--- Begin Provided records ---

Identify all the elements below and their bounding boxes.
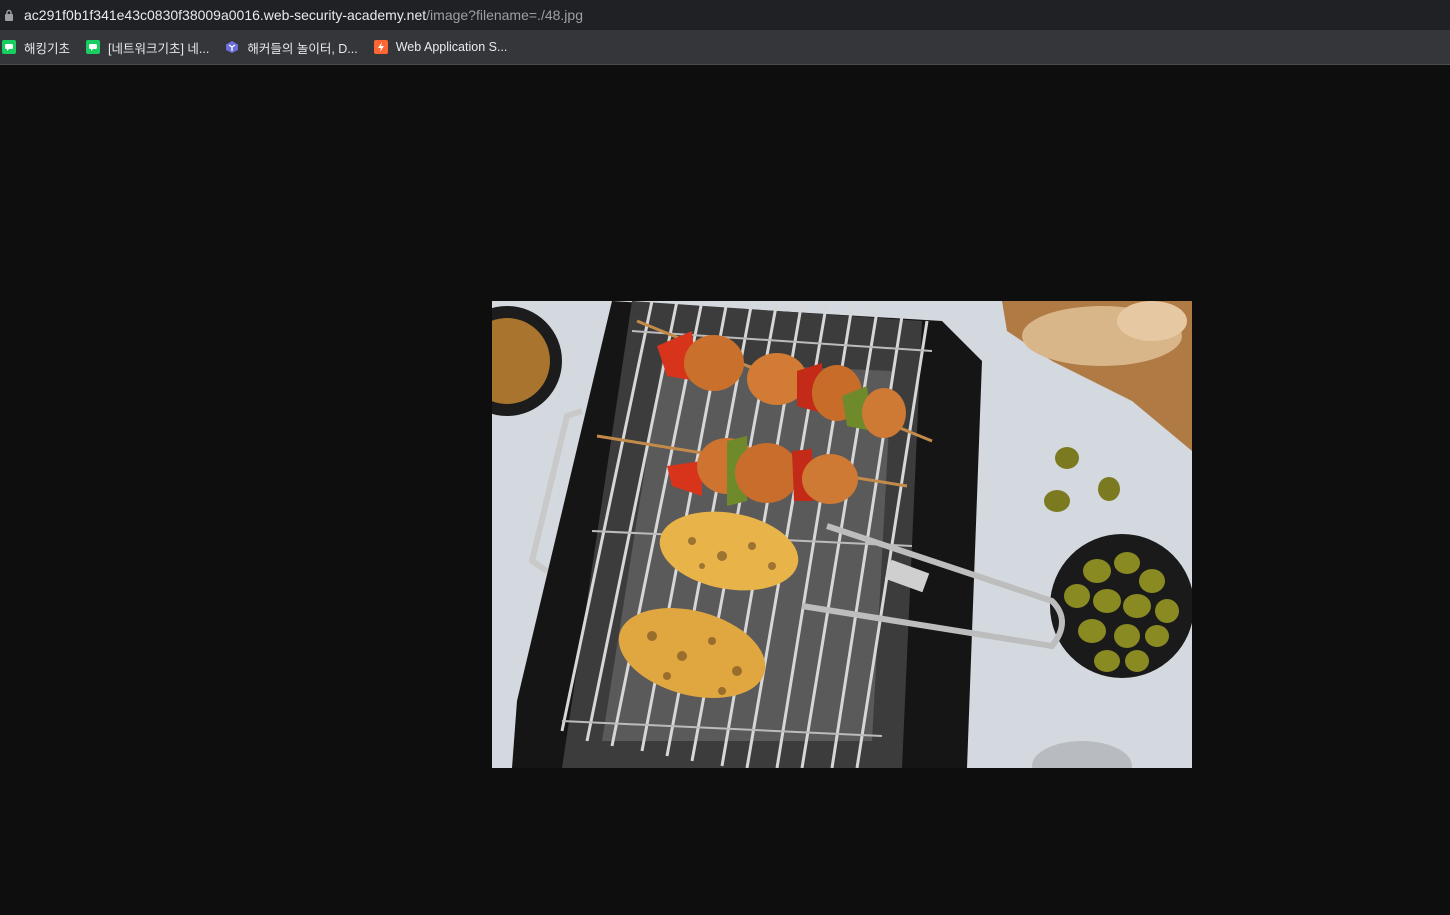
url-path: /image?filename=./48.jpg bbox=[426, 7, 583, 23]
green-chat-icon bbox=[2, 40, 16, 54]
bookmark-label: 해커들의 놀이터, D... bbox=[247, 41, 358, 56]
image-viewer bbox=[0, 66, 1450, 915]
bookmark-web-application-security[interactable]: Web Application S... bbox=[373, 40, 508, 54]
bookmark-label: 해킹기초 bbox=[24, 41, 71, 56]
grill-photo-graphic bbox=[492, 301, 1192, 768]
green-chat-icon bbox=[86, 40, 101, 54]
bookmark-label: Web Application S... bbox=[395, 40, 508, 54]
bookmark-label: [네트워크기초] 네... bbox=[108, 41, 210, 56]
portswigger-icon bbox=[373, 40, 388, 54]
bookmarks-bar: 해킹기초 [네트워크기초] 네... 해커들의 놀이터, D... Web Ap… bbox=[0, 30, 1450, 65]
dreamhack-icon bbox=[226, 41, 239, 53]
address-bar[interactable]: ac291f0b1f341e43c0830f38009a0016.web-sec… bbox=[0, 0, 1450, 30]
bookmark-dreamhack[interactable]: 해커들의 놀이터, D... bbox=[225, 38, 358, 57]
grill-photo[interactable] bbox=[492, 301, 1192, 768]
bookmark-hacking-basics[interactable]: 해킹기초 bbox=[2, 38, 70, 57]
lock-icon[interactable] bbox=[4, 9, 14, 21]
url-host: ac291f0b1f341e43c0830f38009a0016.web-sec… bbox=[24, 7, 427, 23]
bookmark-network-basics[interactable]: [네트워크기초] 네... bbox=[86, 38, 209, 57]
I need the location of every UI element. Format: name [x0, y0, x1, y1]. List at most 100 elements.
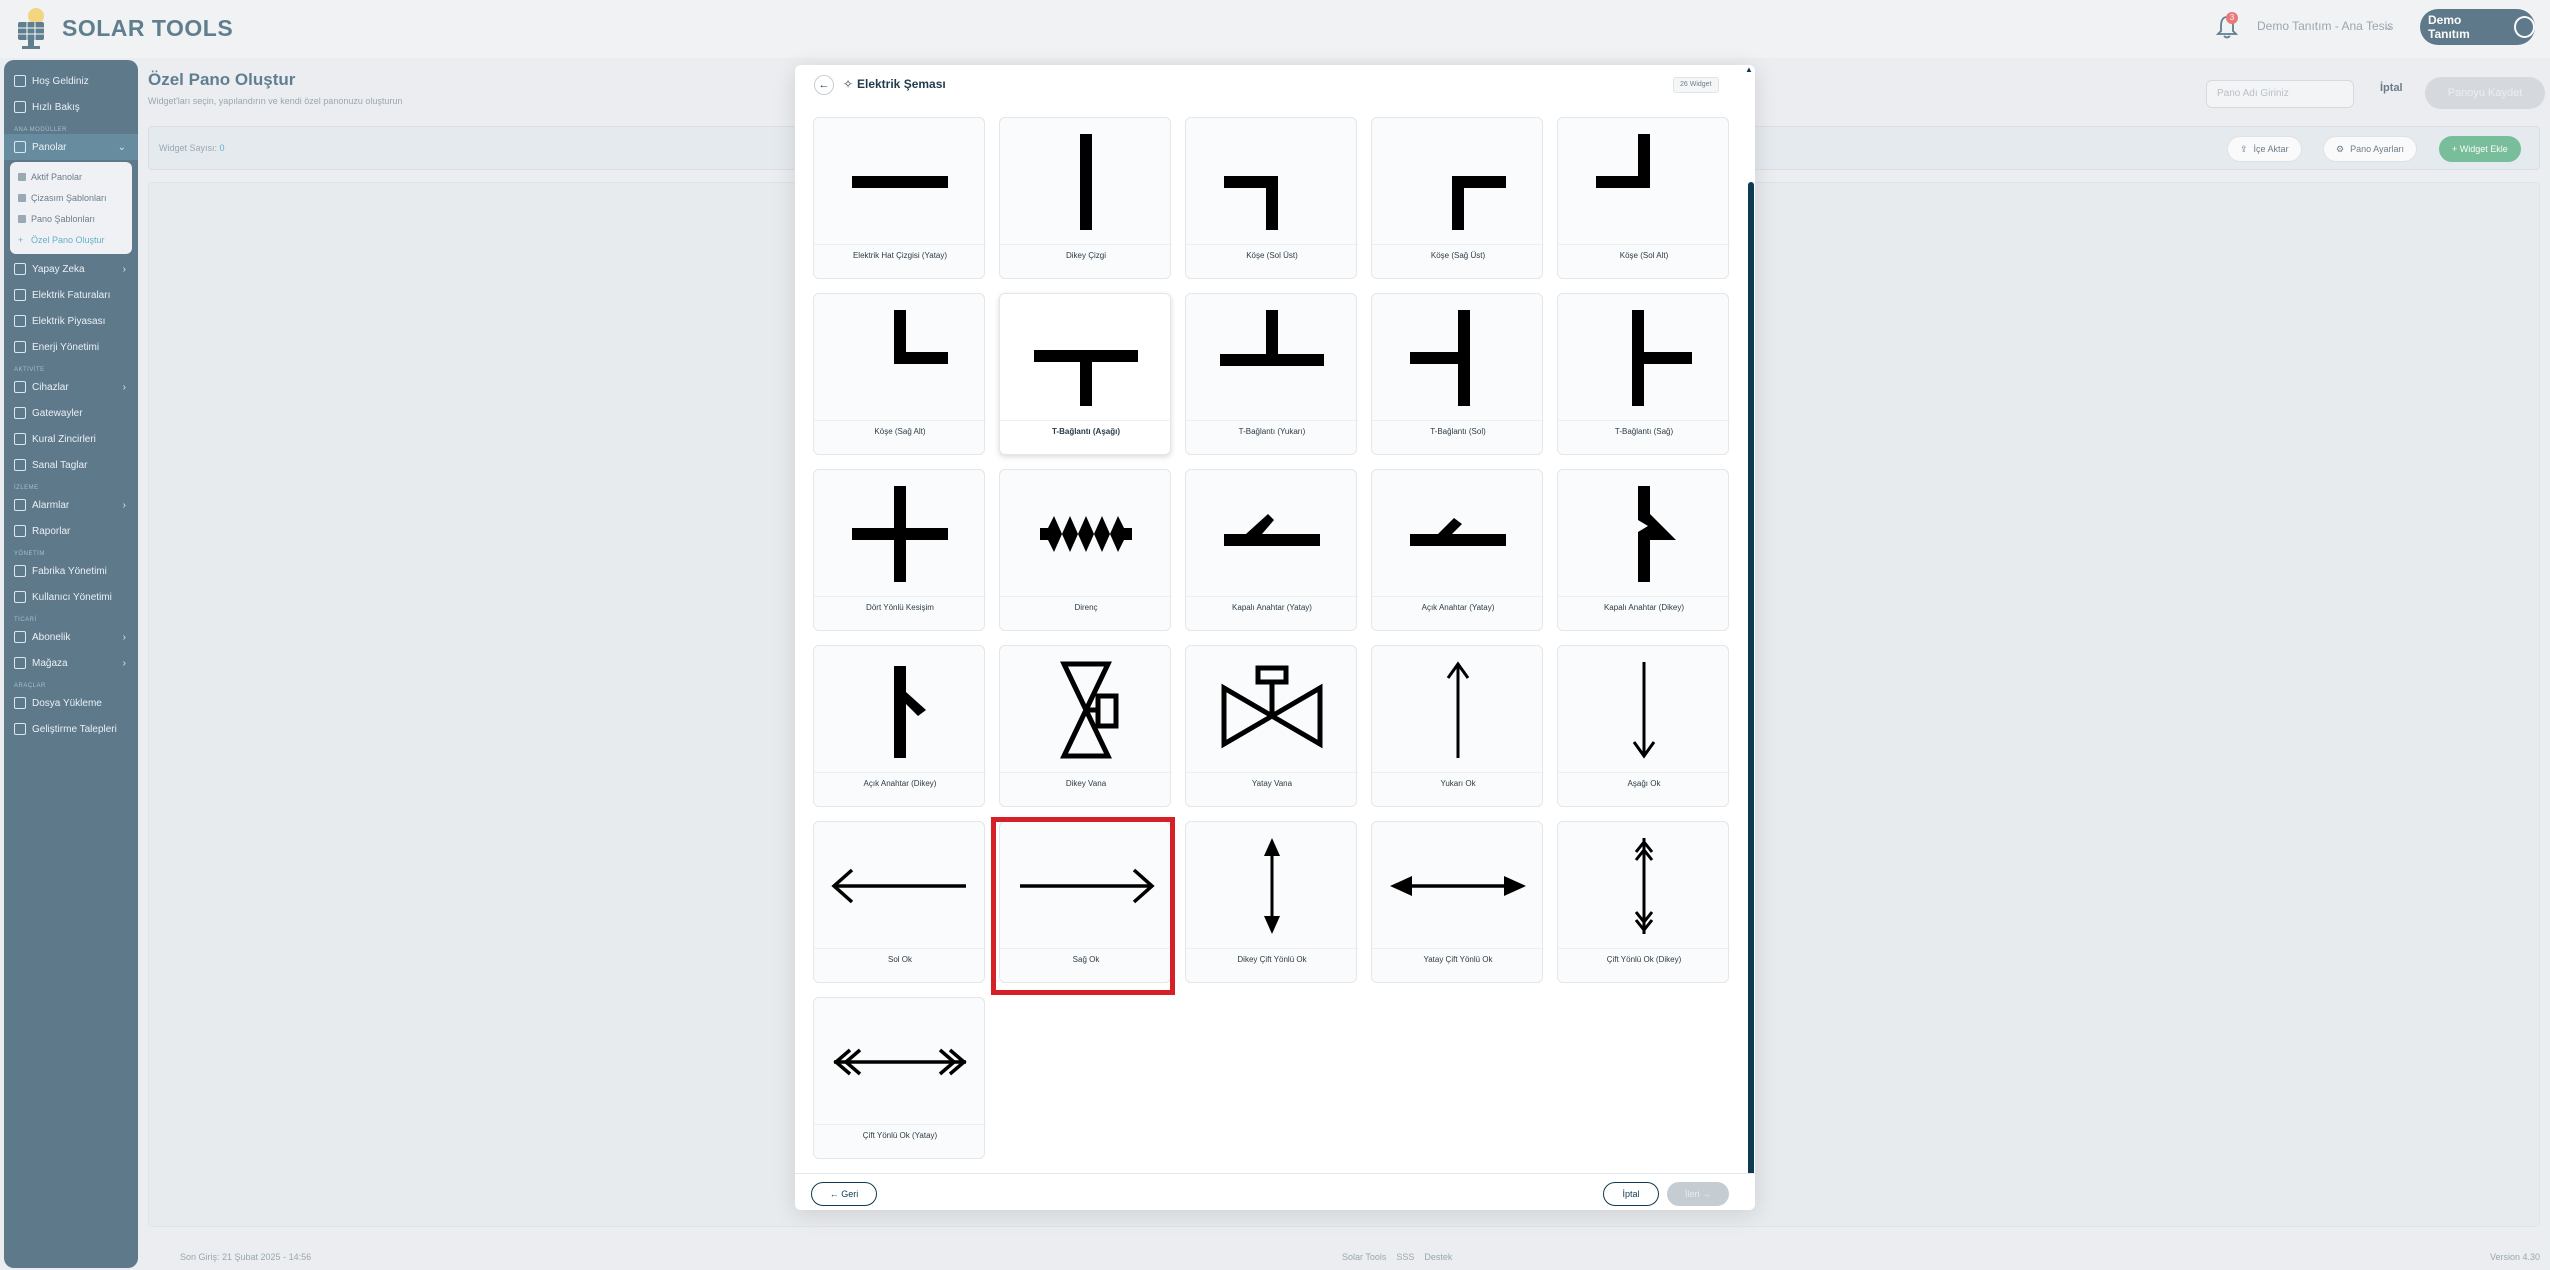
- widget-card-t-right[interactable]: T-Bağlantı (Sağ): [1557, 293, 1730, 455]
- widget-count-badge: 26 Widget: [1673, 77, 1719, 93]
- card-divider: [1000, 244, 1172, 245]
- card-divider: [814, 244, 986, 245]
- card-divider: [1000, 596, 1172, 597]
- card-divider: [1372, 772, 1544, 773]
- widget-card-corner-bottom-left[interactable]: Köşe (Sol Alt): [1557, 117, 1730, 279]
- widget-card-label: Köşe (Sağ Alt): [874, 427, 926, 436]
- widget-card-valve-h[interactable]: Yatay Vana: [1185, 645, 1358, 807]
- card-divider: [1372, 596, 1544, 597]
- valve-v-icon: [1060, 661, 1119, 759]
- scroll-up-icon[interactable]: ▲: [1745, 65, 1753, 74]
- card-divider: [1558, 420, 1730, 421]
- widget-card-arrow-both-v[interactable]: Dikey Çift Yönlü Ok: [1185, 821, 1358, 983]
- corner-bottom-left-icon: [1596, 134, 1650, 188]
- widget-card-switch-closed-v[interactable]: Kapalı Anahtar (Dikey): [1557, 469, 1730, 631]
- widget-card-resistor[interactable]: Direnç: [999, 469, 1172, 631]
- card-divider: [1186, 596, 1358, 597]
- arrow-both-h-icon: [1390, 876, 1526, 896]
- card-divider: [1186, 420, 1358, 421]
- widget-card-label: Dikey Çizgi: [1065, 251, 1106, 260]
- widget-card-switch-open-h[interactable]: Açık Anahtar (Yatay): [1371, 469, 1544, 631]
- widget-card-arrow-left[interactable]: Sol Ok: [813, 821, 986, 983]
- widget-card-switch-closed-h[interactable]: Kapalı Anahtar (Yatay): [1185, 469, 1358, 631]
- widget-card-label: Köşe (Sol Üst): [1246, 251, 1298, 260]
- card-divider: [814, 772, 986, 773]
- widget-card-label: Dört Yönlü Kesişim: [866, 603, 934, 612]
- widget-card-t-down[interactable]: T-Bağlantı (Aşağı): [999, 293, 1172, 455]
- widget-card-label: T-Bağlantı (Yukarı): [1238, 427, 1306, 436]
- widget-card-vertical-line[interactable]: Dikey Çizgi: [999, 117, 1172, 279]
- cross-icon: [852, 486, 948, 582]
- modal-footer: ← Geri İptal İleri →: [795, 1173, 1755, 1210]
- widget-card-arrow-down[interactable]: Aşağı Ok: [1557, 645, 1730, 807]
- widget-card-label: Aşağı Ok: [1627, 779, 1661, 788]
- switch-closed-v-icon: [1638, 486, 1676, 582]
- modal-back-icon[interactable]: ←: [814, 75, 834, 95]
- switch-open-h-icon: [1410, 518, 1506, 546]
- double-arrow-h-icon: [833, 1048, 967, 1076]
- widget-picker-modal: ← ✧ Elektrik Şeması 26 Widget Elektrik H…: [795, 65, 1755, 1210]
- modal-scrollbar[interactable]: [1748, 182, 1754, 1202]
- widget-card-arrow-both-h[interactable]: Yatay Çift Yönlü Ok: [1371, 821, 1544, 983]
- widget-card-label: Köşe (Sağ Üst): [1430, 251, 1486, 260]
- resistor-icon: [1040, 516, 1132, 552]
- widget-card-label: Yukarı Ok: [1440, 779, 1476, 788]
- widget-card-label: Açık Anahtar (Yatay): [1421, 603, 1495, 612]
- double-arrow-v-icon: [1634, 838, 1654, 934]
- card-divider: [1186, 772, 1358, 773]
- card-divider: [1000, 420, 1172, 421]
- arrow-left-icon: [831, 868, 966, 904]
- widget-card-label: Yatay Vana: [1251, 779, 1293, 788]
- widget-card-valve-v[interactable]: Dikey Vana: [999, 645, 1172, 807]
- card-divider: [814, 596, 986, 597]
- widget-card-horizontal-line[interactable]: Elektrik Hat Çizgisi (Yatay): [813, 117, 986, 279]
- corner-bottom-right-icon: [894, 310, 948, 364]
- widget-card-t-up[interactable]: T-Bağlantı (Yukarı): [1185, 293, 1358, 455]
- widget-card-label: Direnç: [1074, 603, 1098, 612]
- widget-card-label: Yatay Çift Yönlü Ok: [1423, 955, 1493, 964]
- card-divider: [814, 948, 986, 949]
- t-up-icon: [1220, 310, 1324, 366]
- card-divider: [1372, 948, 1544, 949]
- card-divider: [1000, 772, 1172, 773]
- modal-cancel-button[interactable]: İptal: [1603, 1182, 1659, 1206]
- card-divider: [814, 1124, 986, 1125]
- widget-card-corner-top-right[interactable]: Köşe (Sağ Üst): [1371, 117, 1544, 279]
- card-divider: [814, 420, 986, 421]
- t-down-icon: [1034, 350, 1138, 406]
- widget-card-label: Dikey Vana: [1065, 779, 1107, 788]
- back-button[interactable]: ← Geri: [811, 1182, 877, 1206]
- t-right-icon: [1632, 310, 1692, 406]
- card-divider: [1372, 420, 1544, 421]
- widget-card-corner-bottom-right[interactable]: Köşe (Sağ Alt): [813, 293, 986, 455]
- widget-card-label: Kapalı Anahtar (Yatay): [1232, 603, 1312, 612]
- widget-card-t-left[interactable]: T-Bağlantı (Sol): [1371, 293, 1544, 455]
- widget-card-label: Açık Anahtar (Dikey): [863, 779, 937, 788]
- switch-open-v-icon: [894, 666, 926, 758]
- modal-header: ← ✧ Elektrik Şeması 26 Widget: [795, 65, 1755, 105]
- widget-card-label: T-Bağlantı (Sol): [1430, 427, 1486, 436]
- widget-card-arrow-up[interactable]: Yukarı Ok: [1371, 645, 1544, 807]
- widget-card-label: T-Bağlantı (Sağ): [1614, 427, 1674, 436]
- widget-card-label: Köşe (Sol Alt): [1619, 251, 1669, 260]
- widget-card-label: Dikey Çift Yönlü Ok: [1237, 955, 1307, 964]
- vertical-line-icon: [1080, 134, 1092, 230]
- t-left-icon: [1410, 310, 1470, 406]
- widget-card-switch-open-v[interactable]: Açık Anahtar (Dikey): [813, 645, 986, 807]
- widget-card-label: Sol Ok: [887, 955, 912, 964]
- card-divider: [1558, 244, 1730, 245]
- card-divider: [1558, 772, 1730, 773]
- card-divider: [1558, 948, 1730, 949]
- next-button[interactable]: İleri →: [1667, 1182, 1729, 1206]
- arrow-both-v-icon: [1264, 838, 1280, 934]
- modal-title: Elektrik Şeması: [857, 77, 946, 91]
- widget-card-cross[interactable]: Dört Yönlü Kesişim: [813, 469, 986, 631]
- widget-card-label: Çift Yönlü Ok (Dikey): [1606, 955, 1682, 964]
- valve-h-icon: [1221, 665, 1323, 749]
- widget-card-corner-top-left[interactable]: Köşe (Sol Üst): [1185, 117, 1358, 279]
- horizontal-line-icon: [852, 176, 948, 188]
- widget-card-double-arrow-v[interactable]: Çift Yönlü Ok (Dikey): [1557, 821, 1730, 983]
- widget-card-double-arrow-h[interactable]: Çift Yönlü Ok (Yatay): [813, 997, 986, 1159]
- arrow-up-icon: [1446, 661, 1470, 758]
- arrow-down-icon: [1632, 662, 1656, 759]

--- End Provided records ---
--- Begin Provided records ---

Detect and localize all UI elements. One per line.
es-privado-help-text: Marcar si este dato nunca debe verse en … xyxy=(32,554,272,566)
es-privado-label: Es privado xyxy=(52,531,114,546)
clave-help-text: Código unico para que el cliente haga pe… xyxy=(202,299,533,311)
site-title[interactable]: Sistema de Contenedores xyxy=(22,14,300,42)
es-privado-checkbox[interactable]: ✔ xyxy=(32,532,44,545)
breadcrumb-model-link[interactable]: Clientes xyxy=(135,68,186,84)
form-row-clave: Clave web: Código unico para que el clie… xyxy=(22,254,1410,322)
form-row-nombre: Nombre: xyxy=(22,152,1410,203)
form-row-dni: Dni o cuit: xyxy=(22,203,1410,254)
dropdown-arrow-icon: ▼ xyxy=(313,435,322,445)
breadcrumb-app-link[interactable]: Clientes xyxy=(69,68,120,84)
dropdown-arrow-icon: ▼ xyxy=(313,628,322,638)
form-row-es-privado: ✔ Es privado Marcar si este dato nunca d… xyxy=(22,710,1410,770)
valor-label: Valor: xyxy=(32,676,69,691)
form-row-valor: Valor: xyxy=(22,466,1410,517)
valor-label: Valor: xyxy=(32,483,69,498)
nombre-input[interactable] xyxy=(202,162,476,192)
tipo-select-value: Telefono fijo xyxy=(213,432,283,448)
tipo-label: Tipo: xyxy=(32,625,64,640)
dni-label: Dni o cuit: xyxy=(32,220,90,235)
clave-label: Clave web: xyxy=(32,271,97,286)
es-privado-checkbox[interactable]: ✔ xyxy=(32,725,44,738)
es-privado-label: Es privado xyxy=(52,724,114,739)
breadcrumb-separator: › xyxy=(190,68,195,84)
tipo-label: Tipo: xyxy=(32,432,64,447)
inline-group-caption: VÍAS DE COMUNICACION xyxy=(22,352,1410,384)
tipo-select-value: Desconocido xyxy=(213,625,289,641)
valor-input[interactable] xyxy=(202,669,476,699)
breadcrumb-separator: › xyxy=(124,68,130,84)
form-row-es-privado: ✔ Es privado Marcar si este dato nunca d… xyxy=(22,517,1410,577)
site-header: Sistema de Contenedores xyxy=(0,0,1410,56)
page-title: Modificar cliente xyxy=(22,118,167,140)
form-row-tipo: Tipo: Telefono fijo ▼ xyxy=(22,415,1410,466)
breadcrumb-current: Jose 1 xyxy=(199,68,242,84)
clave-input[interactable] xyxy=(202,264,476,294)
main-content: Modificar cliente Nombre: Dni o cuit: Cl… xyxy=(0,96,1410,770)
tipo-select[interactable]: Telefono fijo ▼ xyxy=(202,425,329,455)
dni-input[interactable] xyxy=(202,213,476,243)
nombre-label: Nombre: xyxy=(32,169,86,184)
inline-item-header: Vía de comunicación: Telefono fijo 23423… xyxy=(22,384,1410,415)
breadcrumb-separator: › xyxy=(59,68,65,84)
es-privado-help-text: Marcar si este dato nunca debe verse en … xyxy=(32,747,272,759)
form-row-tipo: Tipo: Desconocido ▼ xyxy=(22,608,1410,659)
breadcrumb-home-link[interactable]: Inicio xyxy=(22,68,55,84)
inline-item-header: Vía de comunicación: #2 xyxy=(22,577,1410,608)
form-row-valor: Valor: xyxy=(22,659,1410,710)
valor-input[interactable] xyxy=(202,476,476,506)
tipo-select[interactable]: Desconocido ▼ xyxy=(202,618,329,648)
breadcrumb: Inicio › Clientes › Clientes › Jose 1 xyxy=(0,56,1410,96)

--- End Provided records ---

:: Task details ::
In the items from the line containing "Detect and localize" through the line containing "es-privado-label: Es privado xyxy=(52,724,114,739)", swap "Telefono fijo" for "Telefono celular" and write those lines out again with nothing else changed.

:: Response for this exercise ::
Detect and localize all UI elements. One per line.
es-privado-help-text: Marcar si este dato nunca debe verse en … xyxy=(32,554,272,566)
es-privado-label: Es privado xyxy=(52,531,114,546)
clave-help-text: Código unico para que el cliente haga pe… xyxy=(202,299,533,311)
site-title[interactable]: Sistema de Contenedores xyxy=(22,14,300,42)
es-privado-checkbox[interactable]: ✔ xyxy=(32,532,44,545)
breadcrumb-model-link[interactable]: Clientes xyxy=(135,68,186,84)
form-row-clave: Clave web: Código unico para que el clie… xyxy=(22,254,1410,322)
form-row-nombre: Nombre: xyxy=(22,152,1410,203)
form-row-dni: Dni o cuit: xyxy=(22,203,1410,254)
dropdown-arrow-icon: ▼ xyxy=(313,435,322,445)
breadcrumb-app-link[interactable]: Clientes xyxy=(69,68,120,84)
dropdown-arrow-icon: ▼ xyxy=(313,628,322,638)
form-row-es-privado: ✔ Es privado Marcar si este dato nunca d… xyxy=(22,710,1410,770)
valor-label: Valor: xyxy=(32,676,69,691)
form-row-valor: Valor: xyxy=(22,466,1410,517)
valor-label: Valor: xyxy=(32,483,69,498)
nombre-input[interactable] xyxy=(202,162,476,192)
tipo-select-value: Telefono celular xyxy=(213,432,283,448)
tipo-label: Tipo: xyxy=(32,625,64,640)
dni-label: Dni o cuit: xyxy=(32,220,90,235)
clave-label: Clave web: xyxy=(32,271,97,286)
es-privado-checkbox[interactable]: ✔ xyxy=(32,725,44,738)
es-privado-label: Es privado xyxy=(52,724,114,739)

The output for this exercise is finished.